A run of records:
+++

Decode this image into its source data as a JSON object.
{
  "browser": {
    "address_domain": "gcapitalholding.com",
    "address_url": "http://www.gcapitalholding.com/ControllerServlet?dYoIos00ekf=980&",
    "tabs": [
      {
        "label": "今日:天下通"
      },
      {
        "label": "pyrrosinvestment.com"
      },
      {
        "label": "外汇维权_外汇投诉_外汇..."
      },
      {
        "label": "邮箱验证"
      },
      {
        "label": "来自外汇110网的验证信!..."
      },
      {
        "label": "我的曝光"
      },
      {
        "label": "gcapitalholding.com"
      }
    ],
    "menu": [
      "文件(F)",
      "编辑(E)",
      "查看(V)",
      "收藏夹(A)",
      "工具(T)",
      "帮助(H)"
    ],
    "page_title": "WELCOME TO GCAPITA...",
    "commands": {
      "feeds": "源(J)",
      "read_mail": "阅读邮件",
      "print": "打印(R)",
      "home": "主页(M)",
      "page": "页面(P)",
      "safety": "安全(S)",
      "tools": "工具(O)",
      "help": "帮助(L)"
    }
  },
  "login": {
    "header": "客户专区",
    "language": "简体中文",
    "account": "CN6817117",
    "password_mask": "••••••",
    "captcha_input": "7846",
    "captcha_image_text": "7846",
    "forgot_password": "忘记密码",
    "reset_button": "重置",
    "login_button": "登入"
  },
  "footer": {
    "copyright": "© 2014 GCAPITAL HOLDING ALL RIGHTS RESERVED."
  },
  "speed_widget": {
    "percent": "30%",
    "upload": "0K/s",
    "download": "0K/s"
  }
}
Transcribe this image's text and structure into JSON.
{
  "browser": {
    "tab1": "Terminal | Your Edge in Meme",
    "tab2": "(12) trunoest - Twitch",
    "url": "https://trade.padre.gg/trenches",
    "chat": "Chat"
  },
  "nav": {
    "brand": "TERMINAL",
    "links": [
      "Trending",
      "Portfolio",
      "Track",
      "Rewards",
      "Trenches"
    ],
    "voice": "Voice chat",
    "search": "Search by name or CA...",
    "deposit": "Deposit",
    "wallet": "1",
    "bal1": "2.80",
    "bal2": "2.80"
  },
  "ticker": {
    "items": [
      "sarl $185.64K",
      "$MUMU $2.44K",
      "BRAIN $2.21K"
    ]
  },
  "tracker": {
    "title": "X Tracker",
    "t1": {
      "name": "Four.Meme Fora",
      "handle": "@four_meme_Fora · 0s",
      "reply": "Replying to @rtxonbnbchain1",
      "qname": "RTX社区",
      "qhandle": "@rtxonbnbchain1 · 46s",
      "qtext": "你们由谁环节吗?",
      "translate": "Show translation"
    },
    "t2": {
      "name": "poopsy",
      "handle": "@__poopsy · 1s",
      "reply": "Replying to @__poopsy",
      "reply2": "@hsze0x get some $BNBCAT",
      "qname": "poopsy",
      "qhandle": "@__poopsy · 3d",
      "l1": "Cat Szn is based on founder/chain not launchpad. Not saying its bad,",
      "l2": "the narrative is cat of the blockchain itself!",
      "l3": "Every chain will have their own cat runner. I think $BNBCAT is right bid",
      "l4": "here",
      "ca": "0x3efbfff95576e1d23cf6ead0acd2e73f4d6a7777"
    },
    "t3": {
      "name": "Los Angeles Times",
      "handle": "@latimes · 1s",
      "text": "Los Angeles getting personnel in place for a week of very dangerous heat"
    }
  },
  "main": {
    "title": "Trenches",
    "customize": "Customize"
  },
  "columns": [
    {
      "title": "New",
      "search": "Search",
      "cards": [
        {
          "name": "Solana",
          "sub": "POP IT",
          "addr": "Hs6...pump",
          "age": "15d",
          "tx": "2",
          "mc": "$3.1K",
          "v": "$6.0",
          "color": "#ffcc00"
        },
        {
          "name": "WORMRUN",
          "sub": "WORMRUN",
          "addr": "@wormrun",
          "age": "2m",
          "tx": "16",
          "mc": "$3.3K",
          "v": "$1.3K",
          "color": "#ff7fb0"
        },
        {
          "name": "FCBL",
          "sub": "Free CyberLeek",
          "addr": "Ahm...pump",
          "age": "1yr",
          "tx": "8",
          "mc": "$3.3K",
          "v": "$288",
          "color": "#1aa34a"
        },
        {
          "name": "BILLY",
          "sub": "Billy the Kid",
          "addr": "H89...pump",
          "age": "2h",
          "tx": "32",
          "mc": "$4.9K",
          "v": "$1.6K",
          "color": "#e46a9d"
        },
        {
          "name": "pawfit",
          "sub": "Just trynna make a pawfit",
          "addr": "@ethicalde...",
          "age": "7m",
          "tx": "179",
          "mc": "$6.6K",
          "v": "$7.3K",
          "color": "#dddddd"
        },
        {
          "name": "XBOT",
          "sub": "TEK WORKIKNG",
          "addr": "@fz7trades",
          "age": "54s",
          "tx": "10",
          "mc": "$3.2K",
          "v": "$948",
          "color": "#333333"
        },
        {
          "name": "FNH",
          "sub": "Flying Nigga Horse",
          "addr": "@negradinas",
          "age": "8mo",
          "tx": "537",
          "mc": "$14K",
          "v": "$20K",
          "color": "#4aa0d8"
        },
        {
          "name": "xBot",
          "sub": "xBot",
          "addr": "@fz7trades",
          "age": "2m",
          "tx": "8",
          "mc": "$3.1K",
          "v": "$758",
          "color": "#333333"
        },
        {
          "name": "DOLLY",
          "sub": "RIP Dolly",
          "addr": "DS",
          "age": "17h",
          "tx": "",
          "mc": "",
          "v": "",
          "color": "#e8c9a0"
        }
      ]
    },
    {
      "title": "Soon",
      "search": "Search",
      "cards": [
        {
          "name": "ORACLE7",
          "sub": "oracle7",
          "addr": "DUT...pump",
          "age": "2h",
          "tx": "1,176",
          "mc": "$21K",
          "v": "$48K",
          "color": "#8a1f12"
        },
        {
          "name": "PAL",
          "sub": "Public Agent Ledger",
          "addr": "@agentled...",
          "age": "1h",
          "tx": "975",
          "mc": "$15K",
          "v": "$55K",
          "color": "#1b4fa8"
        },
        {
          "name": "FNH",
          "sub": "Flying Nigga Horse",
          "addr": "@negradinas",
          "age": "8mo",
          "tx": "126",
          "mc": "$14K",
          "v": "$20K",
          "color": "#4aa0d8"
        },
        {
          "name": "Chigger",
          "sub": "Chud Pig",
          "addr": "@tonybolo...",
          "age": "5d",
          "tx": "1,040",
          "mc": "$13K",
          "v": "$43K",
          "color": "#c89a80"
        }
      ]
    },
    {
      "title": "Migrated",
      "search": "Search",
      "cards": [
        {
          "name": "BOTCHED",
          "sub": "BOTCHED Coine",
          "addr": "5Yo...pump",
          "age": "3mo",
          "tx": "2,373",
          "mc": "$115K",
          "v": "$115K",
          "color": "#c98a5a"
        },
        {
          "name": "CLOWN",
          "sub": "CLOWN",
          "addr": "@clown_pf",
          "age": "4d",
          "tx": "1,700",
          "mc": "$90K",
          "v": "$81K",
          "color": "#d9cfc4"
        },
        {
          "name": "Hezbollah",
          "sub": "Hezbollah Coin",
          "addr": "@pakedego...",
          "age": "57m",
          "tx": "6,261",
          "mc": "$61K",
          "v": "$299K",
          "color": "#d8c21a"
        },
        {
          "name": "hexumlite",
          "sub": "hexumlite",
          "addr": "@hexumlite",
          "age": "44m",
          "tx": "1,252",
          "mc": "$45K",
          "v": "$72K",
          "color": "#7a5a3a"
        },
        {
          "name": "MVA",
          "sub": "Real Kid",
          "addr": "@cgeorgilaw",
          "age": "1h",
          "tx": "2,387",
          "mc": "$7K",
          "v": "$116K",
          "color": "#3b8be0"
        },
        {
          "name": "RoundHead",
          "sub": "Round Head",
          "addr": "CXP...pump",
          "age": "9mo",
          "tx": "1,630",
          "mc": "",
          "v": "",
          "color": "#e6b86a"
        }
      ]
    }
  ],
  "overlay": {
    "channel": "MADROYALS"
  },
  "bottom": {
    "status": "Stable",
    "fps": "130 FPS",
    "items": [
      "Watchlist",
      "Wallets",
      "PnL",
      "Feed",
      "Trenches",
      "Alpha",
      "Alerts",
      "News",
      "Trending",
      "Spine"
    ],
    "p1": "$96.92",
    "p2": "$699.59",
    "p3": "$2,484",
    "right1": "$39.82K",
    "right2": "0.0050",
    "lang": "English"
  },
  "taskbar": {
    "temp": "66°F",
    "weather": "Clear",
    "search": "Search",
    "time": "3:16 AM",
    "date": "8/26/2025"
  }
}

+++

§ STATED EXERCISE
Check each line of the records for "Angeles" and copy the ones that contain it.

§ IN RESPONSE
      "name": "Los Angeles Times",
      "text": "Los Angeles getting personnel in place for a week of very dangerous heat"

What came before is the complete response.